══ PROVIDED ENTRIES

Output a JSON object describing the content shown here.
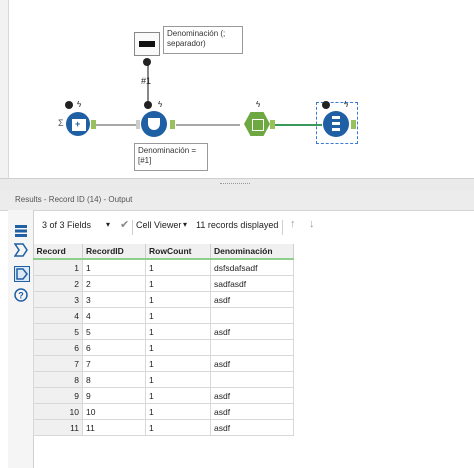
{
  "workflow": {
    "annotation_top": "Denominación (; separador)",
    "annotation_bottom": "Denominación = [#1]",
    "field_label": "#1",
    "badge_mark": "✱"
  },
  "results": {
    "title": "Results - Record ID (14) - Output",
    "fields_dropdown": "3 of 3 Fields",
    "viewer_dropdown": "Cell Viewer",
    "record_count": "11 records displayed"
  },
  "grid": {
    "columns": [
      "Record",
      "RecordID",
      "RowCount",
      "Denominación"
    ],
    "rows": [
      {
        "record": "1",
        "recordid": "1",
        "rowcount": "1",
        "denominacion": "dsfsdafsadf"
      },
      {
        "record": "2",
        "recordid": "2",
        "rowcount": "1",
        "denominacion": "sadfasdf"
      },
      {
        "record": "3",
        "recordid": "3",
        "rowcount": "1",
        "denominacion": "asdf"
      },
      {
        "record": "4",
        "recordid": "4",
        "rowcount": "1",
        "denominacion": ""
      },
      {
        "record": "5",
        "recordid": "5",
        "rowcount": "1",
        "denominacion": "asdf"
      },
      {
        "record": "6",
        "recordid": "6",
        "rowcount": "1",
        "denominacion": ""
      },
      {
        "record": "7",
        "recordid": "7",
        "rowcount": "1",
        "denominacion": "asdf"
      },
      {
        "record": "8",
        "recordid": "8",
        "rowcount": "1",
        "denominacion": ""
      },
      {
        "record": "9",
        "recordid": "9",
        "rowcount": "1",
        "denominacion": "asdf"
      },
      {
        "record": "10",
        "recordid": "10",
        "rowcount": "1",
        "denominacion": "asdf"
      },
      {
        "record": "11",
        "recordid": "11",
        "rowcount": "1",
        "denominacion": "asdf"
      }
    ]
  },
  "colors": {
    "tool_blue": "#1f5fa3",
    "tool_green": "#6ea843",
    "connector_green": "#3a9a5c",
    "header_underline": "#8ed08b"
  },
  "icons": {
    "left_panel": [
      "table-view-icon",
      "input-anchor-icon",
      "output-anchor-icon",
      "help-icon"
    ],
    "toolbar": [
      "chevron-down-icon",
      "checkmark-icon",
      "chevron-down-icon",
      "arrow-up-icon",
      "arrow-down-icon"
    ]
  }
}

════

WHAT THE TASK ASKS:
Without the pictures, extract every entry verbatim.

RESULT OF THE TASK:
Output a JSON object describing the content shown here.
{
  "workflow": {
    "annotation_top": "Denominación (; separador)",
    "annotation_bottom": "Denominación = [#1]",
    "field_label": "#1",
    "badge_mark": "✱"
  },
  "results": {
    "title": "Results - Record ID (14) - Output",
    "fields_dropdown": "3 of 3 Fields",
    "viewer_dropdown": "Cell Viewer",
    "record_count": "11 records displayed"
  },
  "grid": {
    "columns": [
      "Record",
      "RecordID",
      "RowCount",
      "Denominación"
    ],
    "rows": [
      {
        "record": "1",
        "recordid": "1",
        "rowcount": "1",
        "denominacion": "dsfsdafsadf"
      },
      {
        "record": "2",
        "recordid": "2",
        "rowcount": "1",
        "denominacion": "sadfasdf"
      },
      {
        "record": "3",
        "recordid": "3",
        "rowcount": "1",
        "denominacion": "asdf"
      },
      {
        "record": "4",
        "recordid": "4",
        "rowcount": "1",
        "denominacion": ""
      },
      {
        "record": "5",
        "recordid": "5",
        "rowcount": "1",
        "denominacion": "asdf"
      },
      {
        "record": "6",
        "recordid": "6",
        "rowcount": "1",
        "denominacion": ""
      },
      {
        "record": "7",
        "recordid": "7",
        "rowcount": "1",
        "denominacion": "asdf"
      },
      {
        "record": "8",
        "recordid": "8",
        "rowcount": "1",
        "denominacion": ""
      },
      {
        "record": "9",
        "recordid": "9",
        "rowcount": "1",
        "denominacion": "asdf"
      },
      {
        "record": "10",
        "recordid": "10",
        "rowcount": "1",
        "denominacion": "asdf"
      },
      {
        "record": "11",
        "recordid": "11",
        "rowcount": "1",
        "denominacion": "asdf"
      }
    ]
  },
  "colors": {
    "tool_blue": "#1f5fa3",
    "tool_green": "#6ea843",
    "connector_green": "#3a9a5c",
    "header_underline": "#8ed08b"
  },
  "icons": {
    "left_panel": [
      "table-view-icon",
      "input-anchor-icon",
      "output-anchor-icon",
      "help-icon"
    ],
    "toolbar": [
      "chevron-down-icon",
      "checkmark-icon",
      "chevron-down-icon",
      "arrow-up-icon",
      "arrow-down-icon"
    ]
  }
}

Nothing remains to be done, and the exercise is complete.